(Collected data)
* begin *
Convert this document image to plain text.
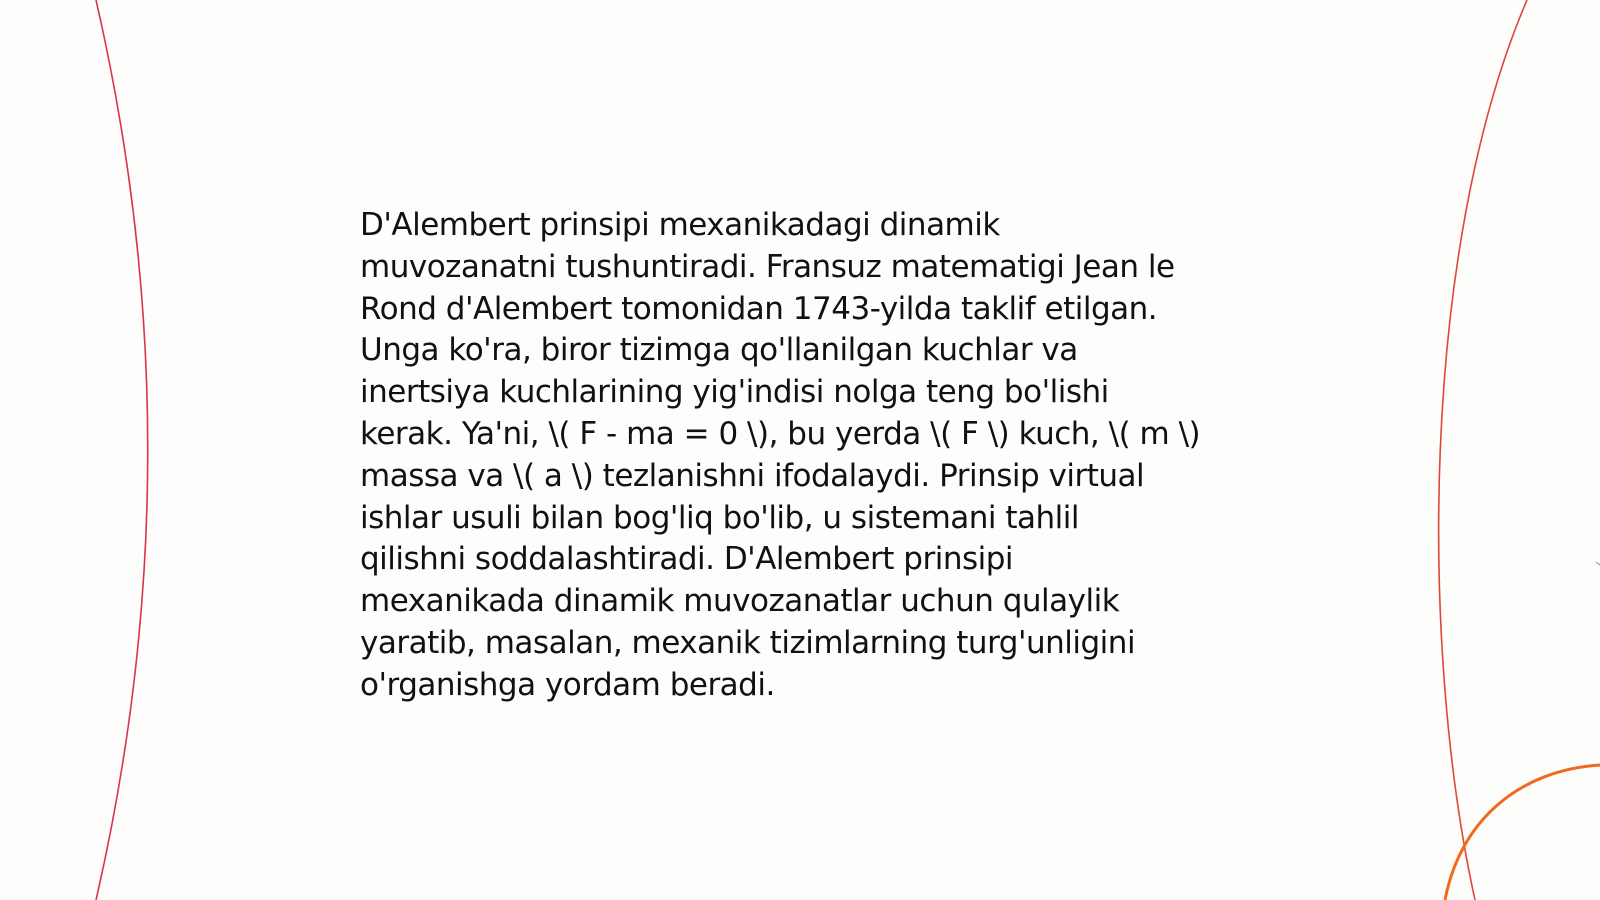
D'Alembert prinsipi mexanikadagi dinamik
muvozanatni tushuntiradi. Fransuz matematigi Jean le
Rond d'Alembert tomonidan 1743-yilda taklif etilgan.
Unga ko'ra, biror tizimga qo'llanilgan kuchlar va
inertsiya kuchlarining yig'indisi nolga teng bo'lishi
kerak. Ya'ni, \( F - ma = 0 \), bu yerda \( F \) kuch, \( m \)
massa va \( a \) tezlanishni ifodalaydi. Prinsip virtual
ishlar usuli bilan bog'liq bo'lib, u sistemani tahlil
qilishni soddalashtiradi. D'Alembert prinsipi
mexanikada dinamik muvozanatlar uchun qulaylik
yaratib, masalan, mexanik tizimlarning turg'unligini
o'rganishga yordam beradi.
* end *
Repeat the preceding records precisely, and leave every picture out of the copy.

*The answer*.
Convert this document image to plain text.
D'Alembert prinsipi mexanikadagi dinamik
muvozanatni tushuntiradi. Fransuz matematigi Jean le
Rond d'Alembert tomonidan 1743-yilda taklif etilgan.
Unga ko'ra, biror tizimga qo'llanilgan kuchlar va
inertsiya kuchlarining yig'indisi nolga teng bo'lishi
kerak. Ya'ni, \( F - ma = 0 \), bu yerda \( F \) kuch, \( m \)
massa va \( a \) tezlanishni ifodalaydi. Prinsip virtual
ishlar usuli bilan bog'liq bo'lib, u sistemani tahlil
qilishni soddalashtiradi. D'Alembert prinsipi
mexanikada dinamik muvozanatlar uchun qulaylik
yaratib, masalan, mexanik tizimlarning turg'unligini
o'rganishga yordam beradi.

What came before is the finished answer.